### Supplied entries:
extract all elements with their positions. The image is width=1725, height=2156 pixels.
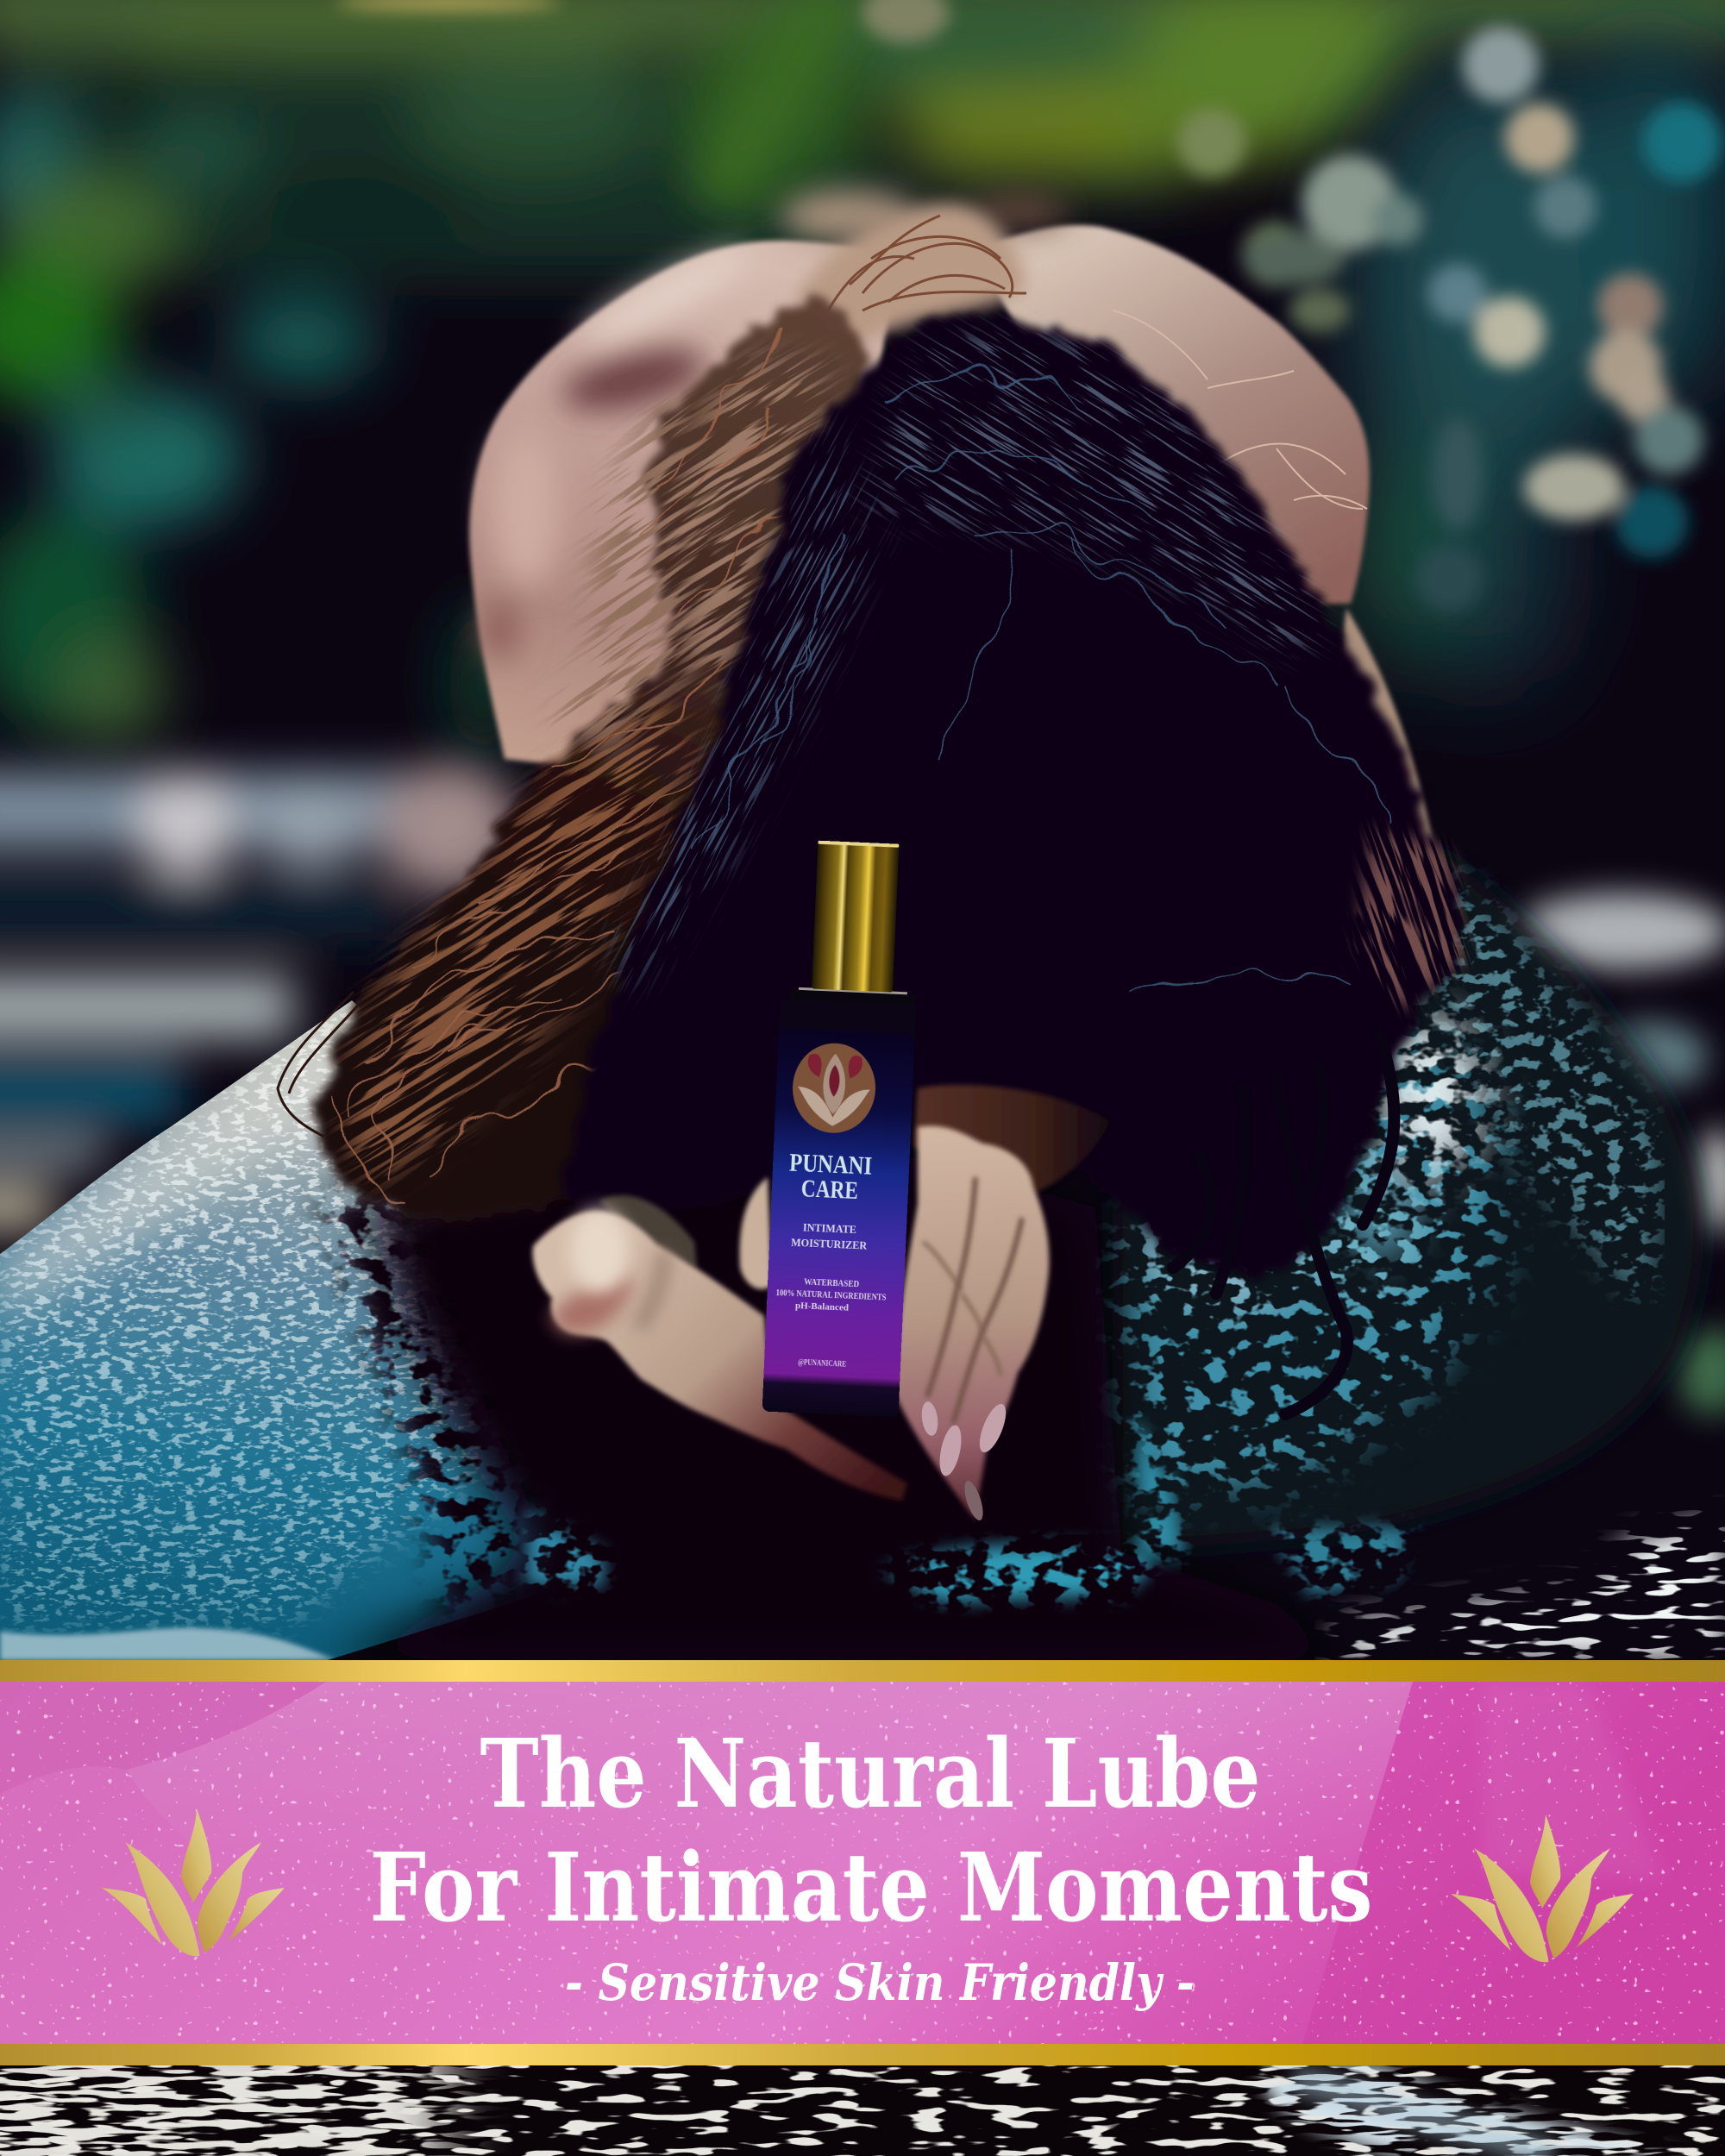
- bottle collar and body: [762, 987, 917, 1417]
- dense glints at left: [0, 2065, 499, 2156]
- blurred river background left: [0, 763, 518, 1229]
- bokeh highlights: [336, 0, 1722, 611]
- shoulder blade shadow: [556, 336, 712, 423]
- photo: left wet rock: [0, 1000, 547, 1660]
- icon: lotus right: [1451, 1814, 1634, 1962]
- white water glints right: [1328, 1518, 1725, 1660]
- gold bar bottom: [0, 2044, 1725, 2065]
- bottle label text: MOISTURIZER: [791, 1236, 868, 1252]
- bottle label text: INTIMATE: [803, 1220, 856, 1236]
- foam at rock base: [0, 1628, 336, 1660]
- bottle label text: @PUNANICARE: [798, 1357, 846, 1369]
- white water glints: [0, 2065, 1725, 2156]
- rock bright top glaze: [0, 1018, 397, 1319]
- hair strands navy: [690, 373, 1397, 992]
- banner light centre facet: [127, 1682, 1413, 2044]
- left open hand: [532, 1209, 907, 1501]
- blurred river background right: [1514, 893, 1725, 1414]
- title text: For Intimate Moments: [369, 1832, 1373, 1943]
- product bottle: [762, 839, 923, 1417]
- rock highlights: [1117, 1035, 1509, 1501]
- nails: [919, 1401, 1011, 1522]
- photo: hands: [532, 1085, 1110, 1522]
- finger grooves: [927, 1177, 1022, 1423]
- photo: water lower centre and right: [319, 1121, 1725, 1660]
- wispy hair over right shoulder: [1113, 310, 1367, 509]
- bottle label text: CARE: [800, 1175, 859, 1205]
- brown strands: [328, 328, 802, 1203]
- brown hair mass: [317, 286, 862, 1219]
- bottle label text: 100% NATURAL INGREDIENTS: [775, 1288, 887, 1303]
- navy hair fibres right: [718, 125, 1472, 865]
- thumb tip shading: [552, 1276, 634, 1333]
- gold bar top: [0, 1660, 1725, 1682]
- wrist behind left hand: [599, 1195, 697, 1268]
- navy hair fibres left: [378, 307, 1123, 1107]
- photo: hair: [0, 125, 1524, 1414]
- tan hair fringe on left skin: [373, 306, 886, 832]
- title text: The Natural Lube: [480, 1718, 1261, 1829]
- rock upper-right texture: [1432, 862, 1665, 1311]
- brown tips at right: [1296, 792, 1524, 1045]
- bottle label text: pH-Balanced: [795, 1301, 850, 1313]
- bottle label text: [773, 1148, 893, 1370]
- photo: woman's back: [469, 190, 1433, 845]
- right hand on bottle: [893, 1126, 1049, 1522]
- bottle label text: PUNANI: [788, 1149, 873, 1181]
- photo: background foliage bokeh: [0, 0, 1725, 1660]
- back right shoulder: [975, 225, 1433, 845]
- thumb highlight: [570, 1209, 629, 1292]
- finger behind bottle: [739, 1177, 772, 1289]
- bottle logo: [791, 1042, 877, 1135]
- foliage: diagonal green stalk: [690, 0, 862, 207]
- speckled shadow edge on left rock: [319, 1190, 552, 1621]
- dark hair mass: [569, 315, 1466, 1275]
- thin flyaway strands over rock: [278, 992, 362, 1137]
- back left shoulder: [469, 238, 897, 776]
- bottom water strip: [0, 2065, 1725, 2156]
- knuckle creases: [923, 1242, 1000, 1376]
- curly tan hair on top of the neck: [781, 190, 1070, 345]
- brown hair highlights: [0, 145, 1196, 1399]
- banner facet left: [0, 1682, 326, 1794]
- title text: [369, 1718, 1373, 1943]
- subtitle text: - Sensitive Skin Friendly -: [565, 1953, 1195, 2012]
- photo: right wet rock: [1113, 849, 1703, 1552]
- foliage: green blurred blobs: [0, 0, 1725, 759]
- blue swash at right: [1261, 2066, 1690, 2156]
- rock sparkle highlights: [0, 1000, 509, 1621]
- teal pool patches: [526, 1414, 1414, 1602]
- foliage: soft teal behind bokeh: [1354, 17, 1725, 690]
- forearm behind right hand: [914, 1085, 1110, 1194]
- palm crease shadow: [638, 1250, 664, 1328]
- bottle gold cap: [812, 841, 899, 993]
- hair tendrils over right rock: [1173, 1035, 1394, 1414]
- pink title banner: [0, 1682, 1725, 2044]
- icon: lotus left: [102, 1808, 285, 1956]
- bottle label text: WATERBASED: [804, 1277, 859, 1289]
- banner peak right: [1484, 1682, 1665, 1880]
- banner sparkles: [0, 1682, 1725, 2044]
- shoulder highlight: [572, 238, 756, 357]
- bright patch on rock crown: [1346, 1013, 1484, 1259]
- banner facet right: [1302, 1682, 1725, 2044]
- deep shadow under body: [328, 1121, 1346, 1660]
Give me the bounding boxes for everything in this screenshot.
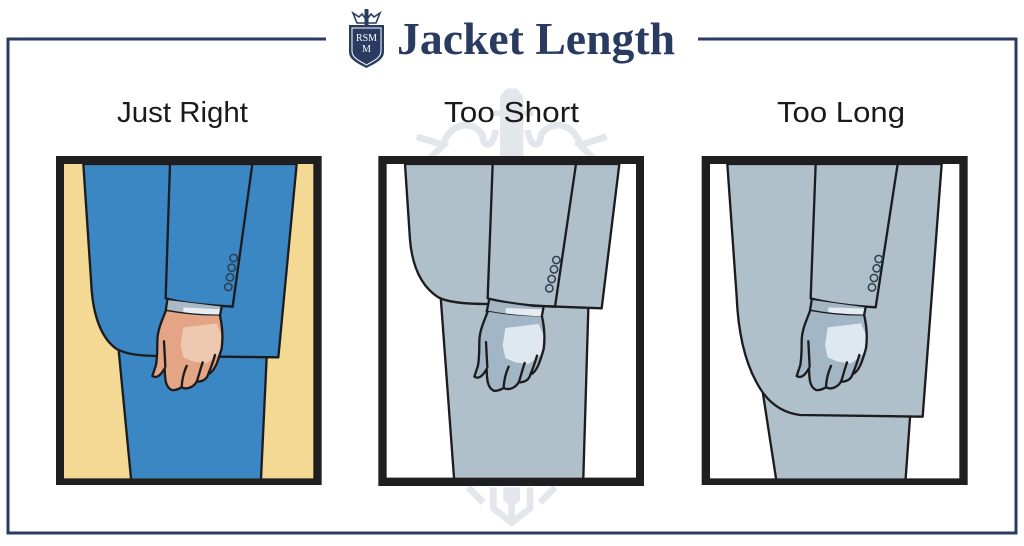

### Set task:
Duplicate the records above line for line, leaving out the pictures.

### Solution:
extract all elements with their positions. The image is width=1725, height=2156 pixels.
- bottle collar and body: [762, 987, 917, 1417]
- dense glints at left: [0, 2065, 499, 2156]
- blurred river background left: [0, 763, 518, 1229]
- bokeh highlights: [336, 0, 1722, 611]
- shoulder blade shadow: [556, 336, 712, 423]
- photo: left wet rock: [0, 1000, 547, 1660]
- icon: lotus right: [1451, 1814, 1634, 1962]
- white water glints right: [1328, 1518, 1725, 1660]
- gold bar bottom: [0, 2044, 1725, 2065]
- bottle label text: MOISTURIZER: [791, 1236, 868, 1252]
- bottle label text: INTIMATE: [803, 1220, 856, 1236]
- foam at rock base: [0, 1628, 336, 1660]
- bottle label text: @PUNANICARE: [798, 1357, 846, 1369]
- white water glints: [0, 2065, 1725, 2156]
- rock bright top glaze: [0, 1018, 397, 1319]
- hair strands navy: [690, 373, 1397, 992]
- banner light centre facet: [127, 1682, 1413, 2044]
- left open hand: [532, 1209, 907, 1501]
- blurred river background right: [1514, 893, 1725, 1414]
- title text: For Intimate Moments: [369, 1832, 1373, 1943]
- product bottle: [762, 839, 923, 1417]
- rock highlights: [1117, 1035, 1509, 1501]
- nails: [919, 1401, 1011, 1522]
- photo: hands: [532, 1085, 1110, 1522]
- finger grooves: [927, 1177, 1022, 1423]
- photo: water lower centre and right: [319, 1121, 1725, 1660]
- wispy hair over right shoulder: [1113, 310, 1367, 509]
- bottle label text: CARE: [800, 1175, 859, 1205]
- brown strands: [328, 328, 802, 1203]
- brown hair mass: [317, 286, 862, 1219]
- bottle label text: 100% NATURAL INGREDIENTS: [775, 1288, 887, 1303]
- navy hair fibres right: [718, 125, 1472, 865]
- thumb tip shading: [552, 1276, 634, 1333]
- gold bar top: [0, 1660, 1725, 1682]
- wrist behind left hand: [599, 1195, 697, 1268]
- navy hair fibres left: [378, 307, 1123, 1107]
- photo: hair: [0, 125, 1524, 1414]
- tan hair fringe on left skin: [373, 306, 886, 832]
- title text: The Natural Lube: [480, 1718, 1261, 1829]
- rock upper-right texture: [1432, 862, 1665, 1311]
- brown tips at right: [1296, 792, 1524, 1045]
- bottle label text: pH-Balanced: [795, 1301, 850, 1313]
- bottle label text: [773, 1148, 893, 1370]
- photo: woman's back: [469, 190, 1433, 845]
- right hand on bottle: [893, 1126, 1049, 1522]
- bottle label text: PUNANI: [788, 1149, 873, 1181]
- photo: background foliage bokeh: [0, 0, 1725, 1660]
- back right shoulder: [975, 225, 1433, 845]
- thumb highlight: [570, 1209, 629, 1292]
- finger behind bottle: [739, 1177, 772, 1289]
- bottle logo: [791, 1042, 877, 1135]
- foliage: diagonal green stalk: [690, 0, 862, 207]
- speckled shadow edge on left rock: [319, 1190, 552, 1621]
- dark hair mass: [569, 315, 1466, 1275]
- thin flyaway strands over rock: [278, 992, 362, 1137]
- back left shoulder: [469, 238, 897, 776]
- bottom water strip: [0, 2065, 1725, 2156]
- knuckle creases: [923, 1242, 1000, 1376]
- curly tan hair on top of the neck: [781, 190, 1070, 345]
- brown hair highlights: [0, 145, 1196, 1399]
- banner facet left: [0, 1682, 326, 1794]
- title text: [369, 1718, 1373, 1943]
- subtitle text: - Sensitive Skin Friendly -: [565, 1953, 1195, 2012]
- photo: right wet rock: [1113, 849, 1703, 1552]
- foliage: green blurred blobs: [0, 0, 1725, 759]
- blue swash at right: [1261, 2066, 1690, 2156]
- rock sparkle highlights: [0, 1000, 509, 1621]
- teal pool patches: [526, 1414, 1414, 1602]
- foliage: soft teal behind bokeh: [1354, 17, 1725, 690]
- forearm behind right hand: [914, 1085, 1110, 1194]
- palm crease shadow: [638, 1250, 664, 1328]
- bottle gold cap: [812, 841, 899, 993]
- hair tendrils over right rock: [1173, 1035, 1394, 1414]
- pink title banner: [0, 1682, 1725, 2044]
- icon: lotus left: [102, 1808, 285, 1956]
- bottle label text: WATERBASED: [804, 1277, 859, 1289]
- banner peak right: [1484, 1682, 1665, 1880]
- banner sparkles: [0, 1682, 1725, 2044]
- shoulder highlight: [572, 238, 756, 357]
- bright patch on rock crown: [1346, 1013, 1484, 1259]
- banner facet right: [1302, 1682, 1725, 2044]
- deep shadow under body: [328, 1121, 1346, 1660]
Give me the bounding boxes for everything in this screenshot.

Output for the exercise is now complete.